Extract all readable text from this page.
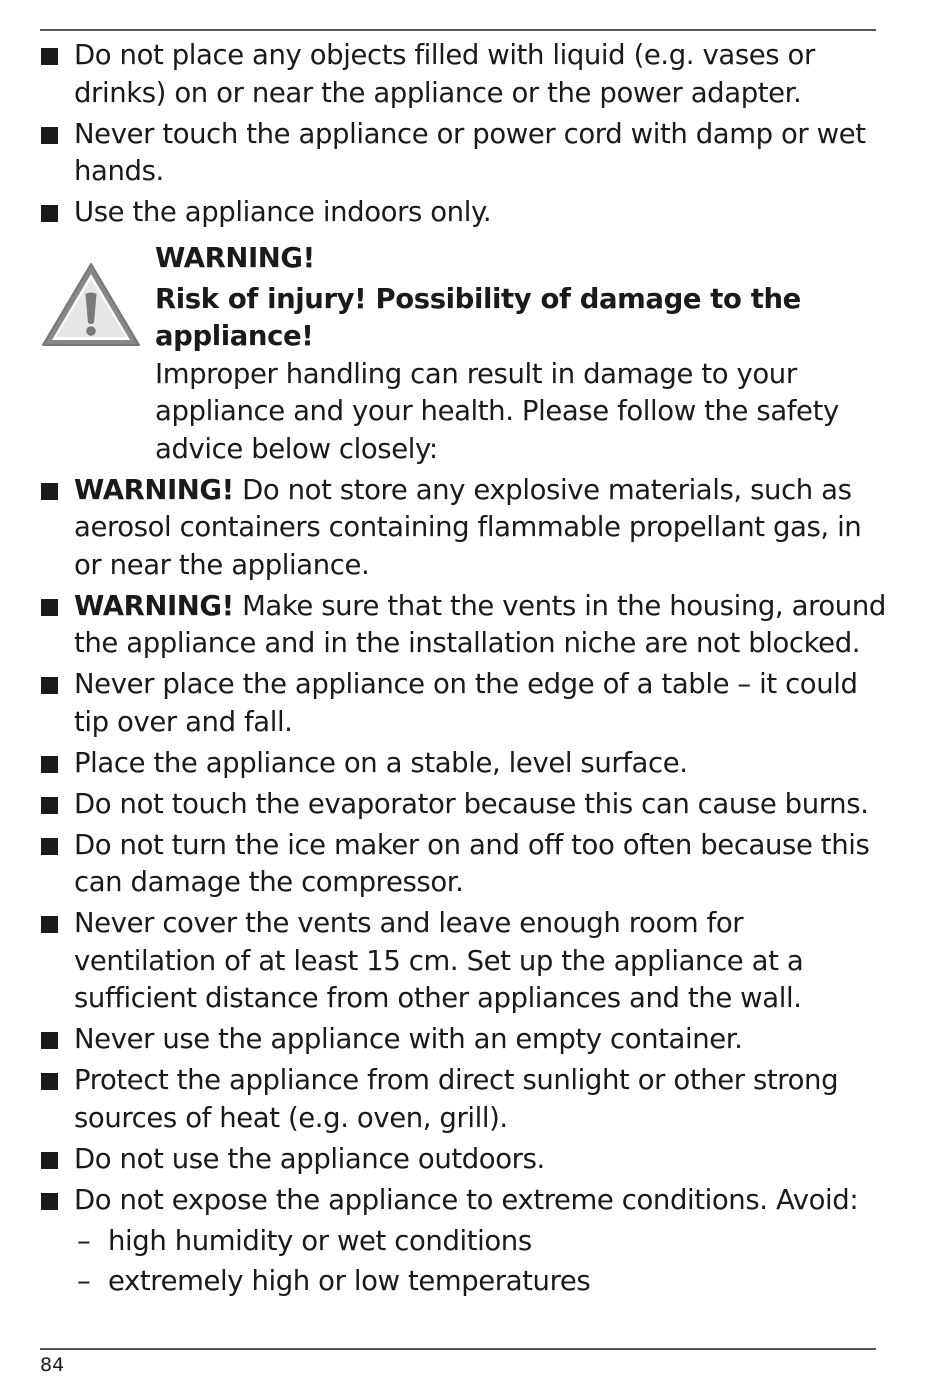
Do not place any objects filled with liquid (e.g. vases or drinks) on or near the appliance or the power adapter.
Never touch the appliance or power cord with damp or wet hands.
Use the appliance indoors only.
WARNING!
Risk of injury! Possibility of damage to the appliance!
Improper handling can result in damage to your appliance and your health. Please follow the safety advice below closely:
WARNING! Do not store any explosive materials, such as aerosol containers containing flammable propellant gas, in or near the appliance.
WARNING! Make sure that the vents in the housing, around the appliance and in the installation niche are not blocked.
Never place the appliance on the edge of a table – it could tip over and fall.
Place the appliance on a stable, level surface.
Do not touch the evaporator because this can cause burns.
Do not turn the ice maker on and off too often because this can damage the compressor.
Never cover the vents and leave enough room for ventilation of at least 15 cm. Set up the appliance at a sufficient distance from other appliances and the wall.
Never use the appliance with an empty container.
Protect the appliance from direct sunlight or other strong sources of heat (e.g. oven, grill).
Do not use the appliance outdoors.
Do not expose the appliance to extreme conditions. Avoid:
– high humidity or wet conditions
– extremely high or low temperatures
84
* * * *
◆ EXERCISE ◆
Locate all lines that include the word "power" and copy them out.

◆ OUTPUT FOR THIS TASK ◆
Do not place any objects filled with liquid (e.g. vases or drinks) on or near the appliance or the power adapter.
Never touch the appliance or power cord with damp or wet hands.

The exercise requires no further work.